## What you will do:
• a. Reproduce word for word the part of the journal-list discussion running from "The sole difference" down to "geometry, not algebra.".
• b. Name every journal mentioned in the journal-list discussion.

## Reading passage:
■ ■ ■ ■ ■

I have rolled back to Dmitri’s revision 8, thereby undoing revision 9 which broke the entry syntax. Due to the broken table it’s hard to see what it was that rev 9 tried to change.
If it’s author (Ivan Di Liberti, I assume?) sees this here, please let us know and we can try to implement it.
The sole difference between two versions was a new, empty column, titled “Impact Factor”.
Puh-lease. If we mention IF we need to link to good resources explaining why it’s a terrible measure. A little push towards a change of culture of the fetishisation of a non-informative statistic of a highly-skewed distribution would be good.
I find this newly proposed classification somewhat questionable.
Journal of Pure and Applied Algebra was placed in the category “Category Theory and Categorical Logic”, but the overwhelming majority of articles in this journal have nothing to do with this topic.
Annals of K-theory was placed in the category “Algebra”, which is a massive stretch if we look at the list of article published in it: most articles are about algebraic geometry, algebraic topology, noncommutative geometry, not algebra.
Topology and its Applications was placed in the category “Homotopy Theory”, but this journal is mostly about general topology.
Algebraic & Geometric Topology is mostly about knot theory and low-dimensional topology, not homotopy theory.
Compositionality, at least judging by papers published so far, does not have theoretical computer science as its primary area.
Math. Proc. Camb. Phil. Soc. is now duplicated.
I hope Ivan sees this and reacts. Ivan?
Independently of debate over the accuracy of the topic subdivision, it breaks the flow of the table.
A better design might be to instead add a further column “topic focus” or similar. That would keep the table intact and would allow to react to Dmitri’s points in #22 more flexibly.
Re #2: It looks like Ivan Di Liberti is unaware of the discussion happening here.

■ ■ ■ ■ ■

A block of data

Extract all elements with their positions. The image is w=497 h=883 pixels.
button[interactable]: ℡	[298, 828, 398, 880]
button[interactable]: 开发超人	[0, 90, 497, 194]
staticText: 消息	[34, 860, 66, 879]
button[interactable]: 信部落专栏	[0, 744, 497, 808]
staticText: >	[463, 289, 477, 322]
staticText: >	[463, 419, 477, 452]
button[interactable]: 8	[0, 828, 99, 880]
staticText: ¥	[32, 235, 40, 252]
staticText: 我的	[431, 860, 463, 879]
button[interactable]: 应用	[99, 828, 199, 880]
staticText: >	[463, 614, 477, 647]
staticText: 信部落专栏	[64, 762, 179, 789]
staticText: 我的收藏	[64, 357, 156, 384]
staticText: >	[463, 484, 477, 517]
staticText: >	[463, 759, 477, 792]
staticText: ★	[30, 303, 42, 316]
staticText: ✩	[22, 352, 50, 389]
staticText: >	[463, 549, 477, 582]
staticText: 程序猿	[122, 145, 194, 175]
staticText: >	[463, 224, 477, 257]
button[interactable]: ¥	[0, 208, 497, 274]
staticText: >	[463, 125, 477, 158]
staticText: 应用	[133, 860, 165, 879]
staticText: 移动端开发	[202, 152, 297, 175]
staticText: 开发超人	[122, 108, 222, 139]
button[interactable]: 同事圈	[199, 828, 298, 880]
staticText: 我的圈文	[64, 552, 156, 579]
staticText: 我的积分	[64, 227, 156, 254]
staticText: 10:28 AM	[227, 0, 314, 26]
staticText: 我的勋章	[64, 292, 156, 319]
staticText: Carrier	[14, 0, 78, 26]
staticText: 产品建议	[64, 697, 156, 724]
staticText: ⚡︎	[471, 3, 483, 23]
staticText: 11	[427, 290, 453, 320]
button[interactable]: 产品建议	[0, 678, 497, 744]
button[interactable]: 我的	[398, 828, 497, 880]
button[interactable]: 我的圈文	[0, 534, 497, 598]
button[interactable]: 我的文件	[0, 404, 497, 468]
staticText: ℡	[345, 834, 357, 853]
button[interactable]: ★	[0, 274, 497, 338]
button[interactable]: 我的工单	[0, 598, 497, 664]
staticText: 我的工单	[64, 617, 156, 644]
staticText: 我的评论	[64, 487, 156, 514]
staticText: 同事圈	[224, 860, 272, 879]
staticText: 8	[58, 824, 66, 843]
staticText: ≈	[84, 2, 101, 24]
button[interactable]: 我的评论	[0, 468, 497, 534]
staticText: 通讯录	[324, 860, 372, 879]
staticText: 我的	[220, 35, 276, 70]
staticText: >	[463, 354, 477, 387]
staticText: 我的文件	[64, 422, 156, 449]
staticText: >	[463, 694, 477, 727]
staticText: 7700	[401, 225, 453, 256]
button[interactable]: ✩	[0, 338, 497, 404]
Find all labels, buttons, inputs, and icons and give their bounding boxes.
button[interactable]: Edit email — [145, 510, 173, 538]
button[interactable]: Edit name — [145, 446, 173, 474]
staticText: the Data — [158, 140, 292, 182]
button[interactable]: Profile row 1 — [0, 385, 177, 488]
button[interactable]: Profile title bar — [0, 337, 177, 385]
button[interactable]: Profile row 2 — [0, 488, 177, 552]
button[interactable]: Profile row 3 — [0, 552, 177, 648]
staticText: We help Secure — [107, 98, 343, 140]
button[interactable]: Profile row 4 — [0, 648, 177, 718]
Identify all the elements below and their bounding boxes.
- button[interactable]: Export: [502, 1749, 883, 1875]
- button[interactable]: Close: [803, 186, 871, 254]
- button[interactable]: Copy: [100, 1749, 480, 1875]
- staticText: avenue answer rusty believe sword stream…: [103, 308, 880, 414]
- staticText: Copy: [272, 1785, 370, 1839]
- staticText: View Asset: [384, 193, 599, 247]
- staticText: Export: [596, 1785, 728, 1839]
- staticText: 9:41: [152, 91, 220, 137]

■ ■ ■ ■ ■

## Task results:
• a.
The sole difference between two versions was a new, empty column, titled “Impact Factor”.
Puh-lease. If we mention IF we need to link to good resources explaining why it’s a terrible measure. A little push towards a change of culture of the fetishisation of a non-informative statistic of a highly-skewed distribution would be good.
I find this newly proposed classification somewhat questionable.
Journal of Pure and Applied Algebra was placed in the category “Category Theory and Categorical Logic”, but the overwhelming majority of articles in this journal have nothing to do with this topic.
Annals of K-theory was placed in the category “Algebra”, which is a massive stretch if we look at the list of article published in it: most articles are about algebraic geometry, algebraic topology, noncommutative geometry, not algebra.

• b.
- Journal of Pure and Applied Algebra
- Annals of K-theory
- Topology and its Applications
- Algebraic & Geometric Topology
- Compositionality
- Math. Proc. Camb. Phil. Soc.